-- start Given records --

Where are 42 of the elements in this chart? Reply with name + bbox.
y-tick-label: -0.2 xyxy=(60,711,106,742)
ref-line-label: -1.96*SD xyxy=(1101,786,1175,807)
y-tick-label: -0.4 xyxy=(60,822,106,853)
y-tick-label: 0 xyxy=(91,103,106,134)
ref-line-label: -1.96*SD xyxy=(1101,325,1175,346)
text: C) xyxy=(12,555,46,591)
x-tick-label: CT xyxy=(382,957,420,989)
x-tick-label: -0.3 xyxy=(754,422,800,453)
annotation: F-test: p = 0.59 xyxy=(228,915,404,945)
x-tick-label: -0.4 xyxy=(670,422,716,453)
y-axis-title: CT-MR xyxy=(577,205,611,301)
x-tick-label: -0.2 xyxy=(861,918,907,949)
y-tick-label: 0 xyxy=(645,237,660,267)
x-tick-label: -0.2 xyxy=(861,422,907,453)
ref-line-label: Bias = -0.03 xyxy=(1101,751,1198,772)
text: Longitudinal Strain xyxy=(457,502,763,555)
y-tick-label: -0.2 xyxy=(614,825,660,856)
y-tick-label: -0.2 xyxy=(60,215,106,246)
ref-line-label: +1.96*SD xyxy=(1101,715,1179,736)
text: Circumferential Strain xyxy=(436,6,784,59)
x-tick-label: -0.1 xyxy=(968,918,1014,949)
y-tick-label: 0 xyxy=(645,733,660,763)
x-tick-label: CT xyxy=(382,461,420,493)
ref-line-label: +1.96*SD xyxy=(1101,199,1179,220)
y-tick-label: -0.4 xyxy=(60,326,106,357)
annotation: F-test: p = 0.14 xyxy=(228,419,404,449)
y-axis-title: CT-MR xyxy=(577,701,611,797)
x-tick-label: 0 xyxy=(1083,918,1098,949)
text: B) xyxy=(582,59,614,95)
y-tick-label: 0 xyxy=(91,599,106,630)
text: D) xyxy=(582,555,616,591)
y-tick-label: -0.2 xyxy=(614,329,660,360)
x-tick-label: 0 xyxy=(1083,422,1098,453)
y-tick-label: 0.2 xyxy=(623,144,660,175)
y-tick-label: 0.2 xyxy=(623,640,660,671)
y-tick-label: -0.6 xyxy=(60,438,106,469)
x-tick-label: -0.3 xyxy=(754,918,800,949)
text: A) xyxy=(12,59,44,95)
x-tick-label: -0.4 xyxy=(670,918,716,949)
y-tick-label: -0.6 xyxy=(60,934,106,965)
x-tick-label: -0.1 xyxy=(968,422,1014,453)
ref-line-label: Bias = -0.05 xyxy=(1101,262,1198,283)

-- end Given records --

Present the data above as a Markdown table with the columns Row and Line. Put each line in its own row with a row number, and leave out blank lines.

| Row | Line |
|---|---|
| 1 | Where are 42 of the elements in this chart? Reply with name + bbox. |
| 2 | y-tick-label: -0.2 xyxy=(60,711,106,742) |
| 3 | ref-line-label: -1.96*SD xyxy=(1101,786,1175,807) |
| 4 | y-tick-label: -0.4 xyxy=(60,822,106,853) |
| 5 | y-tick-label: 0 xyxy=(91,103,106,134) |
| 6 | ref-line-label: -1.96*SD xyxy=(1101,325,1175,346) |
| 7 | text: C) xyxy=(12,555,46,591) |
| 8 | x-tick-label: CT xyxy=(382,957,420,989) |
| 9 | x-tick-label: -0.3 xyxy=(754,422,800,453) |
| 10 | annotation: F-test: p = 0.59 xyxy=(228,915,404,945) |
| 11 | x-tick-label: -0.4 xyxy=(670,422,716,453) |
| 12 | y-axis-title: CT-MR xyxy=(577,205,611,301) |
| 13 | x-tick-label: -0.2 xyxy=(861,918,907,949) |
| 14 | y-tick-label: 0 xyxy=(645,237,660,267) |
| 15 | x-tick-label: -0.2 xyxy=(861,422,907,453) |
| 16 | ref-line-label: Bias = -0.03 xyxy=(1101,751,1198,772) |
| 17 | text: Longitudinal Strain xyxy=(457,502,763,555) |
| 18 | y-tick-label: -0.2 xyxy=(614,825,660,856) |
| 19 | y-tick-label: -0.2 xyxy=(60,215,106,246) |
| 20 | ref-line-label: +1.96*SD xyxy=(1101,715,1179,736) |
| 21 | text: Circumferential Strain xyxy=(436,6,784,59) |
| 22 | x-tick-label: -0.1 xyxy=(968,918,1014,949) |
| 23 | y-tick-label: 0 xyxy=(645,733,660,763) |
| 24 | x-tick-label: CT xyxy=(382,461,420,493) |
| 25 | ref-line-label: +1.96*SD xyxy=(1101,199,1179,220) |
| 26 | y-tick-label: -0.4 xyxy=(60,326,106,357) |
| 27 | annotation: F-test: p = 0.14 xyxy=(228,419,404,449) |
| 28 | y-axis-title: CT-MR xyxy=(577,701,611,797) |
| 29 | x-tick-label: 0 xyxy=(1083,918,1098,949) |
| 30 | text: B) xyxy=(582,59,614,95) |
| 31 | y-tick-label: 0 xyxy=(91,599,106,630) |
| 32 | text: D) xyxy=(582,555,616,591) |
| 33 | y-tick-label: -0.2 xyxy=(614,329,660,360) |
| 34 | x-tick-label: 0 xyxy=(1083,422,1098,453) |
| 35 | y-tick-label: 0.2 xyxy=(623,144,660,175) |
| 36 | y-tick-label: 0.2 xyxy=(623,640,660,671) |
| 37 | y-tick-label: -0.6 xyxy=(60,438,106,469) |
| 38 | x-tick-label: -0.3 xyxy=(754,918,800,949) |
| 39 | text: A) xyxy=(12,59,44,95) |
| 40 | x-tick-label: -0.4 xyxy=(670,918,716,949) |
| 41 | y-tick-label: -0.6 xyxy=(60,934,106,965) |
| 42 | x-tick-label: -0.1 xyxy=(968,422,1014,453) |
| 43 | ref-line-label: Bias = -0.05 xyxy=(1101,262,1198,283) |